Pick out every line holding the string "Saint" and copy it.

WORKING DATA
★ ★ ★ ★ ★

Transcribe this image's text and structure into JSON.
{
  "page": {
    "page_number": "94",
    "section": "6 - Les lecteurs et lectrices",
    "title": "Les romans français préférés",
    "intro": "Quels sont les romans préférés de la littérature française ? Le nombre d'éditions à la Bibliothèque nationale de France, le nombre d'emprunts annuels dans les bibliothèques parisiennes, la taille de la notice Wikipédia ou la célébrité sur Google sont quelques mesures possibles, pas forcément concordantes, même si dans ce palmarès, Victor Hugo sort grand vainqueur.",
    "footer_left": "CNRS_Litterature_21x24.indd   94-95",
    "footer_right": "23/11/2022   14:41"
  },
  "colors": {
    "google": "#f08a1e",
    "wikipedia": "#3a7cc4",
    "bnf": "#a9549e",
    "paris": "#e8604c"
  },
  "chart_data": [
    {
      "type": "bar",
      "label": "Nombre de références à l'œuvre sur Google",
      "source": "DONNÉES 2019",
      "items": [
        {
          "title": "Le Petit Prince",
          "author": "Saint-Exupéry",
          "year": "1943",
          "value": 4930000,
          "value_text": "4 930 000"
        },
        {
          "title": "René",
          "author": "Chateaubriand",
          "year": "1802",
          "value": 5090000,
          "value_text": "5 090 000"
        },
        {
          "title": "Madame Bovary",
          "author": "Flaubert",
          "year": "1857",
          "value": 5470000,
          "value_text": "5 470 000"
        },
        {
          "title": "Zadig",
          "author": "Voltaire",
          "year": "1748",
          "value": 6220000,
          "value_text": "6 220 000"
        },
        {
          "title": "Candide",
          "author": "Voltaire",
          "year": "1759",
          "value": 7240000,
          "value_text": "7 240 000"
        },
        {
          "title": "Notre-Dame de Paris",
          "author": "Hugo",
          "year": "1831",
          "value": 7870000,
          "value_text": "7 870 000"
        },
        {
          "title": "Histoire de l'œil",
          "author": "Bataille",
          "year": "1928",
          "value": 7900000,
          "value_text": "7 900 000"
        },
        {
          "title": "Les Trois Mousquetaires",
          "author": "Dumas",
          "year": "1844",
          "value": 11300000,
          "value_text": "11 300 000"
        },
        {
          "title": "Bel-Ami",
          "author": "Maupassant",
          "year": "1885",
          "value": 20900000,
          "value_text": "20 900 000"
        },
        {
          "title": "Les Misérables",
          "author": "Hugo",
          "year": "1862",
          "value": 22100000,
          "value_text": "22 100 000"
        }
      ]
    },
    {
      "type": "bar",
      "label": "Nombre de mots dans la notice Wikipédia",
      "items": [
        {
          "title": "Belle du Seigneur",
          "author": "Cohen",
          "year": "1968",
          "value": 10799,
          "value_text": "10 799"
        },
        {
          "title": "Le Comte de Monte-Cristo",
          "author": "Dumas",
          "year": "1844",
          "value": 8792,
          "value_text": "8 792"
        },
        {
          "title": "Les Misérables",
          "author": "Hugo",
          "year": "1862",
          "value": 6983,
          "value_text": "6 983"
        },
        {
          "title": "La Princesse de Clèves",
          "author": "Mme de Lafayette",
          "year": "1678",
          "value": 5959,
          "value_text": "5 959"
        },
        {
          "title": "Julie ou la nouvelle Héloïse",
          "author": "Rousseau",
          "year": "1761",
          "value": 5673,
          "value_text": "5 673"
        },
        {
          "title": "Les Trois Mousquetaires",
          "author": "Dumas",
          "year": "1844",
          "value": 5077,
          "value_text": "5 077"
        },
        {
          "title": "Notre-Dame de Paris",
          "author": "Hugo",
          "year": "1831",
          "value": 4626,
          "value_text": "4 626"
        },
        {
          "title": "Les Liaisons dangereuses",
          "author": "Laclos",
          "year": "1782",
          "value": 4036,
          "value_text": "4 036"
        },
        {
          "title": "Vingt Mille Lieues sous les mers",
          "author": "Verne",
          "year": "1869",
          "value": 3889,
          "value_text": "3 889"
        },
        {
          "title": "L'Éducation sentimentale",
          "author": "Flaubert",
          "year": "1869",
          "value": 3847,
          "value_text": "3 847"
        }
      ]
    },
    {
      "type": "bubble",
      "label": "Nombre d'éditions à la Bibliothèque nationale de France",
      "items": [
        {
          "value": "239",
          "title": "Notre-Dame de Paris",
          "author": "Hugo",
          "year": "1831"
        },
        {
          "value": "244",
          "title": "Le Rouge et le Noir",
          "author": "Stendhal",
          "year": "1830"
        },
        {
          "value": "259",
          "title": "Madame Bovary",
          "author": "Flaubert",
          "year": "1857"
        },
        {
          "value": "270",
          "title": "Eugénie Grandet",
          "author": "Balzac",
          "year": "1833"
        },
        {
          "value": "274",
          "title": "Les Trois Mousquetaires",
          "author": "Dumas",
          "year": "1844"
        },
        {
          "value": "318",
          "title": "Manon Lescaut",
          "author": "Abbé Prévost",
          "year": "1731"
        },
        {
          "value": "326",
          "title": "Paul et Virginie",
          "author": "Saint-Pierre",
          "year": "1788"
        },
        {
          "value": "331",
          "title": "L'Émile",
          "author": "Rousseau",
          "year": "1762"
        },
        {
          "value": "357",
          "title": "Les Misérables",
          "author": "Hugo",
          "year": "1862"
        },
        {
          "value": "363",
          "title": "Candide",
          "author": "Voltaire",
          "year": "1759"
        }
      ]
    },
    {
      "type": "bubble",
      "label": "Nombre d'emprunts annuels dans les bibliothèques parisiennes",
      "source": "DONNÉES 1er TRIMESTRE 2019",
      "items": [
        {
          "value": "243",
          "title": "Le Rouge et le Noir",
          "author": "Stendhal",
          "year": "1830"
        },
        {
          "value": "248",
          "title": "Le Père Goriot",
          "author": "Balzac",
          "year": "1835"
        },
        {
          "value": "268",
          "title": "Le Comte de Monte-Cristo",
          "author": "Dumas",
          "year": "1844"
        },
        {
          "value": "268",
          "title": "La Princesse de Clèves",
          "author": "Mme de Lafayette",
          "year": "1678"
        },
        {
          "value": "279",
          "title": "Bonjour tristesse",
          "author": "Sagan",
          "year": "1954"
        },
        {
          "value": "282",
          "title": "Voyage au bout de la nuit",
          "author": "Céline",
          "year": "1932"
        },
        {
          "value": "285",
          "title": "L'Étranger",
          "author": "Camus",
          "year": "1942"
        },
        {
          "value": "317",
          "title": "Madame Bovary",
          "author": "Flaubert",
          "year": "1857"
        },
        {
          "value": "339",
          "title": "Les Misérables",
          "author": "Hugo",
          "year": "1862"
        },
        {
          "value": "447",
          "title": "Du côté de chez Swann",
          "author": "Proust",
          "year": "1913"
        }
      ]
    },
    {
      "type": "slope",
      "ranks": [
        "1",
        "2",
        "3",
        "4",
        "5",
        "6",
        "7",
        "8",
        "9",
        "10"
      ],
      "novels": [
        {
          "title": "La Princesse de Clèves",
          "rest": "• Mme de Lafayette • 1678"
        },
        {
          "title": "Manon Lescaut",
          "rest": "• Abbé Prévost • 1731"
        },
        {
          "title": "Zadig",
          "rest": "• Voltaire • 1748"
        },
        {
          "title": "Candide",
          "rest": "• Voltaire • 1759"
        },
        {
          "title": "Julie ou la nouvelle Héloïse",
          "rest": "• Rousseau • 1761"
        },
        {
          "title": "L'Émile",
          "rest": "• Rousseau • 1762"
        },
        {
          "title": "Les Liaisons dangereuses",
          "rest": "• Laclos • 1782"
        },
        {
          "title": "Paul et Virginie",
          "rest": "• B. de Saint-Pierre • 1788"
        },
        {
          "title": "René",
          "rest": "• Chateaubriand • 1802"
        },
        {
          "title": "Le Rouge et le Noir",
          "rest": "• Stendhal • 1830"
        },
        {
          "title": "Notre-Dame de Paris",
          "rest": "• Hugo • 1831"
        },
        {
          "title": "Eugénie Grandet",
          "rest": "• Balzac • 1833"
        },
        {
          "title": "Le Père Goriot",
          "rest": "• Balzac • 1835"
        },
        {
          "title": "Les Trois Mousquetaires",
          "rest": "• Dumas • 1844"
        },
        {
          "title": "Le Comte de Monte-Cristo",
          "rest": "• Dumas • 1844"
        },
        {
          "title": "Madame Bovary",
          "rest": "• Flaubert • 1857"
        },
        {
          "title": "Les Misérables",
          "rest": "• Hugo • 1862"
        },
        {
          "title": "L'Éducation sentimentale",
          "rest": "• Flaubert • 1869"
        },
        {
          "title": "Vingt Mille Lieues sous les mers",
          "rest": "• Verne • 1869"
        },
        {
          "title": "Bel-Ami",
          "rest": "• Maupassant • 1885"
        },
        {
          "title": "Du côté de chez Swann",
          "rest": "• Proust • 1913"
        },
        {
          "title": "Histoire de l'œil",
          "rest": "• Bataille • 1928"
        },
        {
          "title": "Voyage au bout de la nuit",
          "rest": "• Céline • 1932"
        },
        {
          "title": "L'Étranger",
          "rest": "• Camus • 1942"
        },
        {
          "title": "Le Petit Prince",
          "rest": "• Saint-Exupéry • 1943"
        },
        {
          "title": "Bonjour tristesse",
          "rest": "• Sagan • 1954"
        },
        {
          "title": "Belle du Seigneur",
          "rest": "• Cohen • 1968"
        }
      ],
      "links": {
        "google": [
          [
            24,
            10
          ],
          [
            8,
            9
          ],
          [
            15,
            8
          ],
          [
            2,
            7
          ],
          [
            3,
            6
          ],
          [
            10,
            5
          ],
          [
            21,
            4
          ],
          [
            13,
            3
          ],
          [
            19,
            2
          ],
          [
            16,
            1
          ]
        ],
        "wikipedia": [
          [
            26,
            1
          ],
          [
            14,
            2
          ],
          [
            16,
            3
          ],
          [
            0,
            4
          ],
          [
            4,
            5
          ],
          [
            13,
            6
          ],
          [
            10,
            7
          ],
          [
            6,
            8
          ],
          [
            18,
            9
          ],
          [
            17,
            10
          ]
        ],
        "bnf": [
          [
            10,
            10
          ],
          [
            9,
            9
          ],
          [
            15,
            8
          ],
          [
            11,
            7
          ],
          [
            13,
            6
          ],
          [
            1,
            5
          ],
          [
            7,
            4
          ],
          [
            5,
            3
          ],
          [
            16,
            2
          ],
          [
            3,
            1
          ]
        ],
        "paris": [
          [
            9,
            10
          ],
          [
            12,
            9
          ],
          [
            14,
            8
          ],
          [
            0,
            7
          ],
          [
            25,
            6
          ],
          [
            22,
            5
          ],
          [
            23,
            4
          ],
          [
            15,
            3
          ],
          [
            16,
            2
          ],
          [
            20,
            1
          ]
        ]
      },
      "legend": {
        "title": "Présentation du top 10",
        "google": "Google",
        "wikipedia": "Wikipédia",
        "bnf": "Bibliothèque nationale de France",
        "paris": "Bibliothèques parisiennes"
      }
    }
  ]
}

★ ★ ★ ★ ★

THE ANSWER
          "author": "Saint-Exupéry",
          "author": "Saint-Pierre",
          "rest": "• B. de Saint-Pierre • 1788"
          "rest": "• Saint-Exupéry • 1943"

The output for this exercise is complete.